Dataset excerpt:
▽
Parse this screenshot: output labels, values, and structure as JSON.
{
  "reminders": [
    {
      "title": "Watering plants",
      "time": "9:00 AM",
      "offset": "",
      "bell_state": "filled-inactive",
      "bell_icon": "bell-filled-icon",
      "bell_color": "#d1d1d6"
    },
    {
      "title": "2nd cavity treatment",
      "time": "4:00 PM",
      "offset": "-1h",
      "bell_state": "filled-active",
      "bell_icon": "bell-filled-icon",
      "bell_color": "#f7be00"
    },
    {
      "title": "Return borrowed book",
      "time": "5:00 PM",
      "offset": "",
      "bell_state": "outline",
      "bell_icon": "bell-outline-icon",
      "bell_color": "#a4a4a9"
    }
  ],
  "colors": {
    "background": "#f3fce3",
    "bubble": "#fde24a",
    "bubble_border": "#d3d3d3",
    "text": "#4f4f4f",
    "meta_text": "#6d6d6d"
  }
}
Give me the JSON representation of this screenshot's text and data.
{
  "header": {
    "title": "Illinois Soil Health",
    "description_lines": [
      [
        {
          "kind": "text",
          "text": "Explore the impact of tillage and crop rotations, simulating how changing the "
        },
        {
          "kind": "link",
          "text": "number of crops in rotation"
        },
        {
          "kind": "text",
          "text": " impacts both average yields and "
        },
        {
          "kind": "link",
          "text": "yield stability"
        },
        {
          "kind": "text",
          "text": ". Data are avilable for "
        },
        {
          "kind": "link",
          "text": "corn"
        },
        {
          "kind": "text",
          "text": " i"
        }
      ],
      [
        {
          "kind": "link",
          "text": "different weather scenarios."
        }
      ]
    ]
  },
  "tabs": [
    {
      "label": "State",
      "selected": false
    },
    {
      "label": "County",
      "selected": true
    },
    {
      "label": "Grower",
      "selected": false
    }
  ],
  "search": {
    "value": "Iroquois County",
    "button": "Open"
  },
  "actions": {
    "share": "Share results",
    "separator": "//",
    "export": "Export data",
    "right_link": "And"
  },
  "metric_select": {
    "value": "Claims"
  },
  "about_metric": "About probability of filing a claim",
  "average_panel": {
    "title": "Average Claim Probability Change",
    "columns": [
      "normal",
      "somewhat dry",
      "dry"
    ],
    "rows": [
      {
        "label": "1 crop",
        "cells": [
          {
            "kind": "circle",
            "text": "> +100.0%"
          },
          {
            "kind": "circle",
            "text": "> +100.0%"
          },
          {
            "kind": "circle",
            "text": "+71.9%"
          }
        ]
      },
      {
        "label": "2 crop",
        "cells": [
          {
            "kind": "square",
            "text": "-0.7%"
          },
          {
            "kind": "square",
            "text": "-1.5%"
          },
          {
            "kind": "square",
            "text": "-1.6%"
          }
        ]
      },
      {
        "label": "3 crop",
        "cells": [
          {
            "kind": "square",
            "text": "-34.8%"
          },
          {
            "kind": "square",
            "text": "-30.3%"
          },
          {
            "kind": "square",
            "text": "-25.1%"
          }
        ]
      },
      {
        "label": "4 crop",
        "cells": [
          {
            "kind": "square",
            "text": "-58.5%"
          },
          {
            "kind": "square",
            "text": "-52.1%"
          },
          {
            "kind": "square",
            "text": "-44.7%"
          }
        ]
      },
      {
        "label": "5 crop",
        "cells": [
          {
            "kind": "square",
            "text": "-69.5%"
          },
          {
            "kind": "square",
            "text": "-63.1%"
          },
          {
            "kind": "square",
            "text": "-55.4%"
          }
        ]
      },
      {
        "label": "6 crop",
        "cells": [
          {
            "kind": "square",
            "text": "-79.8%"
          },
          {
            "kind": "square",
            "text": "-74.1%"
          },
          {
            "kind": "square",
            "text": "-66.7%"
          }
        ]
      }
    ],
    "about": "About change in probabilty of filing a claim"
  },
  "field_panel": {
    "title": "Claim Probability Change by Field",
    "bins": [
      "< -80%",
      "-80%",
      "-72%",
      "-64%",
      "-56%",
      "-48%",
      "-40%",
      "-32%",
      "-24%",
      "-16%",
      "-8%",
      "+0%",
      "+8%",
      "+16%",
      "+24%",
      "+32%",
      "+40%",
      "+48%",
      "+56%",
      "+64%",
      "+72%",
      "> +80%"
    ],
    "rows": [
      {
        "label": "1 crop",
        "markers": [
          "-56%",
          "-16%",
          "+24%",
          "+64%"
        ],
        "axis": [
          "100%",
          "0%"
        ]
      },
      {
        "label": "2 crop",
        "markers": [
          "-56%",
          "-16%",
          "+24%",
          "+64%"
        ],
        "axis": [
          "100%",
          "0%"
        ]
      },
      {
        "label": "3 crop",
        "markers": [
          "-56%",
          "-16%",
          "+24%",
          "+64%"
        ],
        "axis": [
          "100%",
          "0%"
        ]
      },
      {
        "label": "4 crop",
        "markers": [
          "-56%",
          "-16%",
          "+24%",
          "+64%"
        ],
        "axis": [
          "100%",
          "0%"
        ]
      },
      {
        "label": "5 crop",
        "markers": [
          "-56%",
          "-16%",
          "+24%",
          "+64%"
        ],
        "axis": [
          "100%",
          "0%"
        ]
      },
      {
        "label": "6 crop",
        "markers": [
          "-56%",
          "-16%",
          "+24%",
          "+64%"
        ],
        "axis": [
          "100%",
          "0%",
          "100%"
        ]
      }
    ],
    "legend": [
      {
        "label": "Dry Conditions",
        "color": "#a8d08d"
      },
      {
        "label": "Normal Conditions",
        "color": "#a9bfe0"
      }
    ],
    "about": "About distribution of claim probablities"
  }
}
△
*What to produce*. Reproduce each line verbatim.

*Complete response*.
Parse this screenshot: output labels, values, and structure as JSON.
{
  "reminders": [
    {
      "title": "Watering plants",
      "time": "9:00 AM",
      "offset": "",
      "bell_state": "filled-inactive",
      "bell_icon": "bell-filled-icon",
      "bell_color": "#d1d1d6"
    },
    {
      "title": "2nd cavity treatment",
      "time": "4:00 PM",
      "offset": "-1h",
      "bell_state": "filled-active",
      "bell_icon": "bell-filled-icon",
      "bell_color": "#f7be00"
    },
    {
      "title": "Return borrowed book",
      "time": "5:00 PM",
      "offset": "",
      "bell_state": "outline",
      "bell_icon": "bell-outline-icon",
      "bell_color": "#a4a4a9"
    }
  ],
  "colors": {
    "background": "#f3fce3",
    "bubble": "#fde24a",
    "bubble_border": "#d3d3d3",
    "text": "#4f4f4f",
    "meta_text": "#6d6d6d"
  }
}
Give me the JSON representation of this screenshot's text and data.
{
  "header": {
    "title": "Illinois Soil Health",
    "description_lines": [
      [
        {
          "kind": "text",
          "text": "Explore the impact of tillage and crop rotations, simulating how changing the "
        },
        {
          "kind": "link",
          "text": "number of crops in rotation"
        },
        {
          "kind": "text",
          "text": " impacts both average yields and "
        },
        {
          "kind": "link",
          "text": "yield stability"
        },
        {
          "kind": "text",
          "text": ". Data are avilable for "
        },
        {
          "kind": "link",
          "text": "corn"
        },
        {
          "kind": "text",
          "text": " i"
        }
      ],
      [
        {
          "kind": "link",
          "text": "different weather scenarios."
        }
      ]
    ]
  },
  "tabs": [
    {
      "label": "State",
      "selected": false
    },
    {
      "label": "County",
      "selected": true
    },
    {
      "label": "Grower",
      "selected": false
    }
  ],
  "search": {
    "value": "Iroquois County",
    "button": "Open"
  },
  "actions": {
    "share": "Share results",
    "separator": "//",
    "export": "Export data",
    "right_link": "And"
  },
  "metric_select": {
    "value": "Claims"
  },
  "about_metric": "About probability of filing a claim",
  "average_panel": {
    "title": "Average Claim Probability Change",
    "columns": [
      "normal",
      "somewhat dry",
      "dry"
    ],
    "rows": [
      {
        "label": "1 crop",
        "cells": [
          {
            "kind": "circle",
            "text": "> +100.0%"
          },
          {
            "kind": "circle",
            "text": "> +100.0%"
          },
          {
            "kind": "circle",
            "text": "+71.9%"
          }
        ]
      },
      {
        "label": "2 crop",
        "cells": [
          {
            "kind": "square",
            "text": "-0.7%"
          },
          {
            "kind": "square",
            "text": "-1.5%"
          },
          {
            "kind": "square",
            "text": "-1.6%"
          }
        ]
      },
      {
        "label": "3 crop",
        "cells": [
          {
            "kind": "square",
            "text": "-34.8%"
          },
          {
            "kind": "square",
            "text": "-30.3%"
          },
          {
            "kind": "square",
            "text": "-25.1%"
          }
        ]
      },
      {
        "label": "4 crop",
        "cells": [
          {
            "kind": "square",
            "text": "-58.5%"
          },
          {
            "kind": "square",
            "text": "-52.1%"
          },
          {
            "kind": "square",
            "text": "-44.7%"
          }
        ]
      },
      {
        "label": "5 crop",
        "cells": [
          {
            "kind": "square",
            "text": "-69.5%"
          },
          {
            "kind": "square",
            "text": "-63.1%"
          },
          {
            "kind": "square",
            "text": "-55.4%"
          }
        ]
      },
      {
        "label": "6 crop",
        "cells": [
          {
            "kind": "square",
            "text": "-79.8%"
          },
          {
            "kind": "square",
            "text": "-74.1%"
          },
          {
            "kind": "square",
            "text": "-66.7%"
          }
        ]
      }
    ],
    "about": "About change in probabilty of filing a claim"
  },
  "field_panel": {
    "title": "Claim Probability Change by Field",
    "bins": [
      "< -80%",
      "-80%",
      "-72%",
      "-64%",
      "-56%",
      "-48%",
      "-40%",
      "-32%",
      "-24%",
      "-16%",
      "-8%",
      "+0%",
      "+8%",
      "+16%",
      "+24%",
      "+32%",
      "+40%",
      "+48%",
      "+56%",
      "+64%",
      "+72%",
      "> +80%"
    ],
    "rows": [
      {
        "label": "1 crop",
        "markers": [
          "-56%",
          "-16%",
          "+24%",
          "+64%"
        ],
        "axis": [
          "100%",
          "0%"
        ]
      },
      {
        "label": "2 crop",
        "markers": [
          "-56%",
          "-16%",
          "+24%",
          "+64%"
        ],
        "axis": [
          "100%",
          "0%"
        ]
      },
      {
        "label": "3 crop",
        "markers": [
          "-56%",
          "-16%",
          "+24%",
          "+64%"
        ],
        "axis": [
          "100%",
          "0%"
        ]
      },
      {
        "label": "4 crop",
        "markers": [
          "-56%",
          "-16%",
          "+24%",
          "+64%"
        ],
        "axis": [
          "100%",
          "0%"
        ]
      },
      {
        "label": "5 crop",
        "markers": [
          "-56%",
          "-16%",
          "+24%",
          "+64%"
        ],
        "axis": [
          "100%",
          "0%"
        ]
      },
      {
        "label": "6 crop",
        "markers": [
          "-56%",
          "-16%",
          "+24%",
          "+64%"
        ],
        "axis": [
          "100%",
          "0%",
          "100%"
        ]
      }
    ],
    "legend": [
      {
        "label": "Dry Conditions",
        "color": "#a8d08d"
      },
      {
        "label": "Normal Conditions",
        "color": "#a9bfe0"
      }
    ],
    "about": "About distribution of claim probablities"
  }
}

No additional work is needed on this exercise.